• **SOURCE MATERIAL**:
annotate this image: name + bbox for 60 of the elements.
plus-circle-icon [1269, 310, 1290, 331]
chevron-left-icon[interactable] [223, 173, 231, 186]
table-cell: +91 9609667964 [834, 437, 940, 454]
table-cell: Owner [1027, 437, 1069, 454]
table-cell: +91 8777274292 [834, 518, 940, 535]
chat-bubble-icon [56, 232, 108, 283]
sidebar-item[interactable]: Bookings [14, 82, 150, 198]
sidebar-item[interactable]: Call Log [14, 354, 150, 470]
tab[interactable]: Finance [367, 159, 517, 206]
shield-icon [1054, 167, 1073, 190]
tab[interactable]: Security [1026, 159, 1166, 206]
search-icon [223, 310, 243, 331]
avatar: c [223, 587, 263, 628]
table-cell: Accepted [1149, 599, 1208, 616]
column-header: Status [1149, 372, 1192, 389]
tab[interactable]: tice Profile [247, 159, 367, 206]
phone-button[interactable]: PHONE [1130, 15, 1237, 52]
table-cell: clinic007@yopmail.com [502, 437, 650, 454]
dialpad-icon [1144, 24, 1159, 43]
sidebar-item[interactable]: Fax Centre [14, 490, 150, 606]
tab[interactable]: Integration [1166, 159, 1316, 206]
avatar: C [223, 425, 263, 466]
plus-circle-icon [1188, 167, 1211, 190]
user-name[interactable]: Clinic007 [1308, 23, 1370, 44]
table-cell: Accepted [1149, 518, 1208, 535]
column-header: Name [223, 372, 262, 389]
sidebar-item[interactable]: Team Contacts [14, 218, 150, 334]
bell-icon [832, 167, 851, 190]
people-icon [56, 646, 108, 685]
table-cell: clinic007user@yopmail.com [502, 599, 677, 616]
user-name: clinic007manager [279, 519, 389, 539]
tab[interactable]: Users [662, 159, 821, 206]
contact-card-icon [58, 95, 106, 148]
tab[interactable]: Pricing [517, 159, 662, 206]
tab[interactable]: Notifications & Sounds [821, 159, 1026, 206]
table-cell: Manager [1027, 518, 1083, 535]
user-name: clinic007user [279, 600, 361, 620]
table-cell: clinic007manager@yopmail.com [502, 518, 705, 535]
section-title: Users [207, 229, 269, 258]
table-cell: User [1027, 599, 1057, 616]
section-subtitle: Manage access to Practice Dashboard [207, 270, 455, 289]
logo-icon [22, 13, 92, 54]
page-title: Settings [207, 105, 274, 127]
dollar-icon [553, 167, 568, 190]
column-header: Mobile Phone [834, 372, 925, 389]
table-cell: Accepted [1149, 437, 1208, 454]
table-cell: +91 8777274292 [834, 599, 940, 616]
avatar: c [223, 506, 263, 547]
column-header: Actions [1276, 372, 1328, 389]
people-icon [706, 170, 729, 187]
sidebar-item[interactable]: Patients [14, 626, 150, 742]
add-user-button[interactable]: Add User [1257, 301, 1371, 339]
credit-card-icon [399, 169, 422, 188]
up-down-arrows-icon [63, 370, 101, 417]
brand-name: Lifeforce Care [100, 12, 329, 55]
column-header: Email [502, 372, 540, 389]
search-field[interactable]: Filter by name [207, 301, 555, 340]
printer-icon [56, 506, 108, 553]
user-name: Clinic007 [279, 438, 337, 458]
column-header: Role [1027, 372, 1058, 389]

• **AIM OF THE EXERCISE**: A verbatim copy of the listing is needed.

• **ANSWER AREA**:
annotate this image: name + bbox for 60 of the elements.
plus-circle-icon [1269, 310, 1290, 331]
chevron-left-icon[interactable] [223, 173, 231, 186]
table-cell: +91 9609667964 [834, 437, 940, 454]
table-cell: Owner [1027, 437, 1069, 454]
table-cell: +91 8777274292 [834, 518, 940, 535]
chat-bubble-icon [56, 232, 108, 283]
sidebar-item[interactable]: Bookings [14, 82, 150, 198]
sidebar-item[interactable]: Call Log [14, 354, 150, 470]
tab[interactable]: Finance [367, 159, 517, 206]
shield-icon [1054, 167, 1073, 190]
tab[interactable]: Security [1026, 159, 1166, 206]
search-icon [223, 310, 243, 331]
avatar: c [223, 587, 263, 628]
table-cell: Accepted [1149, 599, 1208, 616]
column-header: Status [1149, 372, 1192, 389]
tab[interactable]: tice Profile [247, 159, 367, 206]
phone-button[interactable]: PHONE [1130, 15, 1237, 52]
table-cell: clinic007@yopmail.com [502, 437, 650, 454]
dialpad-icon [1144, 24, 1159, 43]
sidebar-item[interactable]: Fax Centre [14, 490, 150, 606]
tab[interactable]: Integration [1166, 159, 1316, 206]
avatar: C [223, 425, 263, 466]
plus-circle-icon [1188, 167, 1211, 190]
user-name[interactable]: Clinic007 [1308, 23, 1370, 44]
table-cell: Accepted [1149, 518, 1208, 535]
column-header: Name [223, 372, 262, 389]
sidebar-item[interactable]: Team Contacts [14, 218, 150, 334]
bell-icon [832, 167, 851, 190]
people-icon [56, 646, 108, 685]
table-cell: clinic007user@yopmail.com [502, 599, 677, 616]
user-name: clinic007manager [279, 519, 389, 539]
tab[interactable]: Users [662, 159, 821, 206]
contact-card-icon [58, 95, 106, 148]
tab[interactable]: Pricing [517, 159, 662, 206]
tab[interactable]: Notifications & Sounds [821, 159, 1026, 206]
table-cell: Manager [1027, 518, 1083, 535]
user-name: clinic007user [279, 600, 361, 620]
table-cell: clinic007manager@yopmail.com [502, 518, 705, 535]
section-title: Users [207, 229, 269, 258]
table-cell: User [1027, 599, 1057, 616]
section-subtitle: Manage access to Practice Dashboard [207, 270, 455, 289]
logo-icon [22, 13, 92, 54]
page-title: Settings [207, 105, 274, 127]
dollar-icon [553, 167, 568, 190]
column-header: Mobile Phone [834, 372, 925, 389]
table-cell: Accepted [1149, 437, 1208, 454]
table-cell: +91 8777274292 [834, 599, 940, 616]
avatar: c [223, 506, 263, 547]
column-header: Actions [1276, 372, 1328, 389]
people-icon [706, 170, 729, 187]
sidebar-item[interactable]: Patients [14, 626, 150, 742]
add-user-button[interactable]: Add User [1257, 301, 1371, 339]
credit-card-icon [399, 169, 422, 188]
up-down-arrows-icon [63, 370, 101, 417]
brand-name: Lifeforce Care [100, 12, 329, 55]
column-header: Email [502, 372, 540, 389]
search-field[interactable]: Filter by name [207, 301, 555, 340]
printer-icon [56, 506, 108, 553]
user-name: Clinic007 [279, 438, 337, 458]
column-header: Role [1027, 372, 1058, 389]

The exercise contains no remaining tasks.